### [WHAT NEEDS TO BE DONE]
Type out all the records word for word. Any pictures are to be left out.

### [SUPPLIED DATA]

· · · · · · ·

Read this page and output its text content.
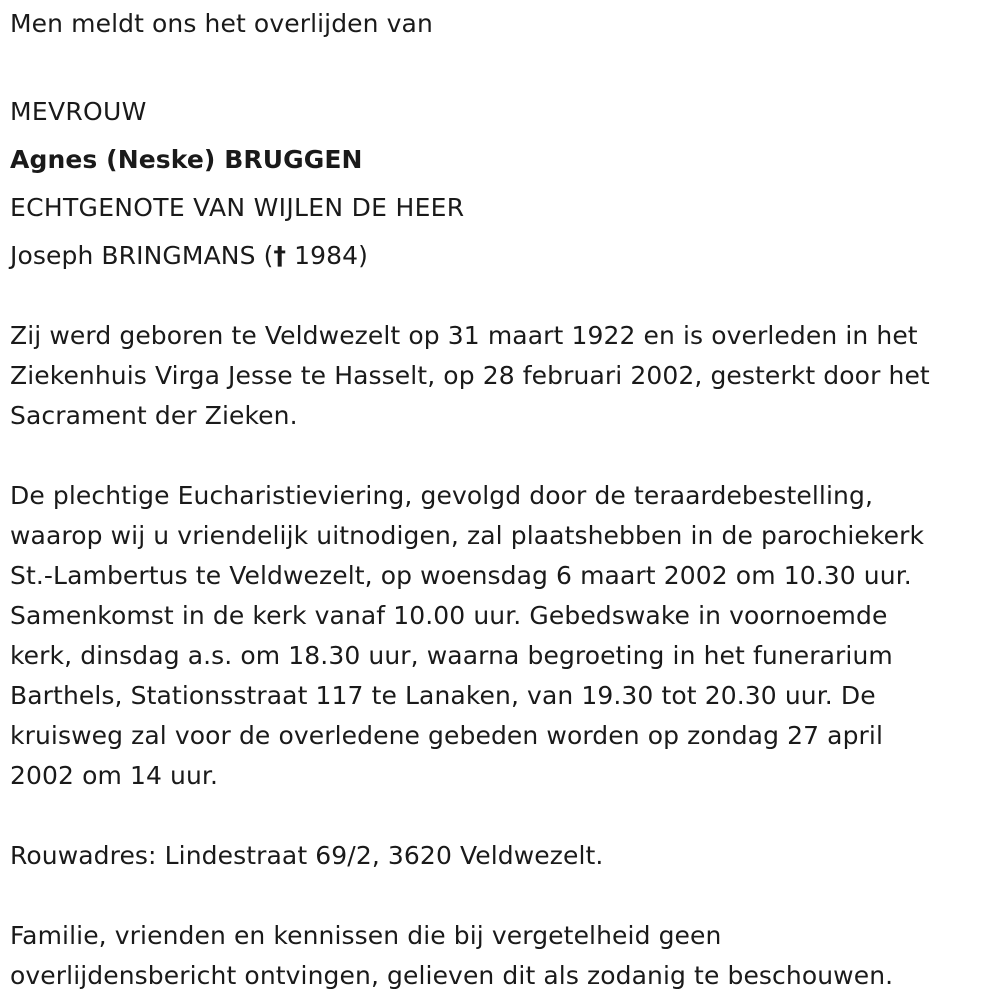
Men meldt ons het overlijden van
MEVROUW
Agnes (Neske) BRUGGEN
ECHTGENOTE VAN WIJLEN DE HEER
Joseph BRINGMANS († 1984)
Zij werd geboren te Veldwezelt op 31 maart 1922 en is overleden in het
Ziekenhuis Virga Jesse te Hasselt, op 28 februari 2002, gesterkt door het
Sacrament der Zieken.
De plechtige Eucharistieviering, gevolgd door de teraardebestelling,
waarop wij u vriendelijk uitnodigen, zal plaatshebben in de parochiekerk
St.-Lambertus te Veldwezelt, op woensdag 6 maart 2002 om 10.30 uur.
Samenkomst in de kerk vanaf 10.00 uur. Gebedswake in voornoemde
kerk, dinsdag a.s. om 18.30 uur, waarna begroeting in het funerarium
Barthels, Stationsstraat 117 te Lanaken, van 19.30 tot 20.30 uur. De
kruisweg zal voor de overledene gebeden worden op zondag 27 april
2002 om 14 uur.
Rouwadres: Lindestraat 69/2, 3620 Veldwezelt.
Familie, vrienden en kennissen die bij vergetelheid geen
overlijdensbericht ontvingen, gelieven dit als zodanig te beschouwen.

· · · · · · ·

### [SOLVED EXERCISE]
Read this page and output its text content.
Men meldt ons het overlijden van
MEVROUW
Agnes (Neske) BRUGGEN
ECHTGENOTE VAN WIJLEN DE HEER
Joseph BRINGMANS († 1984)
Zij werd geboren te Veldwezelt op 31 maart 1922 en is overleden in het
Ziekenhuis Virga Jesse te Hasselt, op 28 februari 2002, gesterkt door het
Sacrament der Zieken.
De plechtige Eucharistieviering, gevolgd door de teraardebestelling,
waarop wij u vriendelijk uitnodigen, zal plaatshebben in de parochiekerk
St.-Lambertus te Veldwezelt, op woensdag 6 maart 2002 om 10.30 uur.
Samenkomst in de kerk vanaf 10.00 uur. Gebedswake in voornoemde
kerk, dinsdag a.s. om 18.30 uur, waarna begroeting in het funerarium
Barthels, Stationsstraat 117 te Lanaken, van 19.30 tot 20.30 uur. De
kruisweg zal voor de overledene gebeden worden op zondag 27 april
2002 om 14 uur.
Rouwadres: Lindestraat 69/2, 3620 Veldwezelt.
Familie, vrienden en kennissen die bij vergetelheid geen
overlijdensbericht ontvingen, gelieven dit als zodanig te beschouwen.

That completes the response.